DOELEN:
a – In welke vorm moet volgens de tekst over consumentenkoop van woningen de koopovereenkomst worden aangegaan?
b – Breid de tekst over consumentenkoop van woningen alstublieft uit, aansluitend op de laatste zin.

TEKSTFRAGMENT:

Artikel 7:2 BW schrijft voor, dat de koopovereenkomst van een tot bewoning bestemde onroerende zaak of een bestanddeel daarvan, schriftelijk wordt aangegaan indien de koper een natuurlijk persoon is die niet handelt in de uitoefening van een beroep of bedrijf. Dat laatste betreft de omschrijving van een zogenaamde consumentenkoop. Wanneer u de woning niet bedrijfsmatig aanschaft zal al snel sprake zijn van consumentenkoop en dient de koopovereenkomst derhalve schriftelijk te worden aangegaan.

GEGEVENS:
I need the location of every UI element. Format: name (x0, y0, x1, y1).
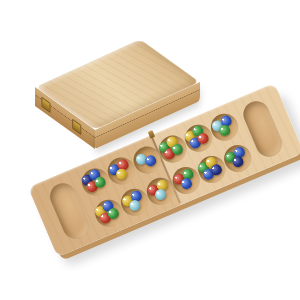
clasp-hinge-icon (41, 97, 50, 113)
product-photo-scene (0, 0, 300, 300)
clasp-hinge-icon (72, 119, 81, 135)
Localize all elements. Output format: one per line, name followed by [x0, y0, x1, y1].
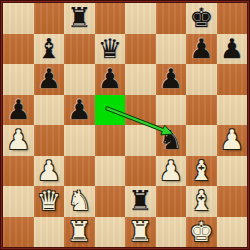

UITGEWERKTE OPGAVEN:
a – Schriftelijk.

b –
Bij de totstandkoming van de wetswijziging is door velen gewezen op de wenselijkheid om ook de koopovereenkomst voor onroerende zaken, net als de transportakte, vast te leggen in de vorm van een notariële akte. De notaris kan, onder meer aan de hand van recherche van de openbare registers, partijen in juridische zin bijstaan bij het sluiten van de koopovereenkomst. Zo zal, indien partijen zich daarvan niet bewust zijn, de notaris onder meer wijzen op het feit dat de onroerende zaak belast is met rechten van derden. Denk daarbij bijvoorbeeld aan een zogenaamde kwalitatieve verplichting of een erfdienstbaarheid in de vorm van recht van overpad. Indien partijen de koop sluiten zonder deze rechten mee te nemen in de koopovereenkomst kan dat later, bij of zelfs na het notariële transport problemen geven.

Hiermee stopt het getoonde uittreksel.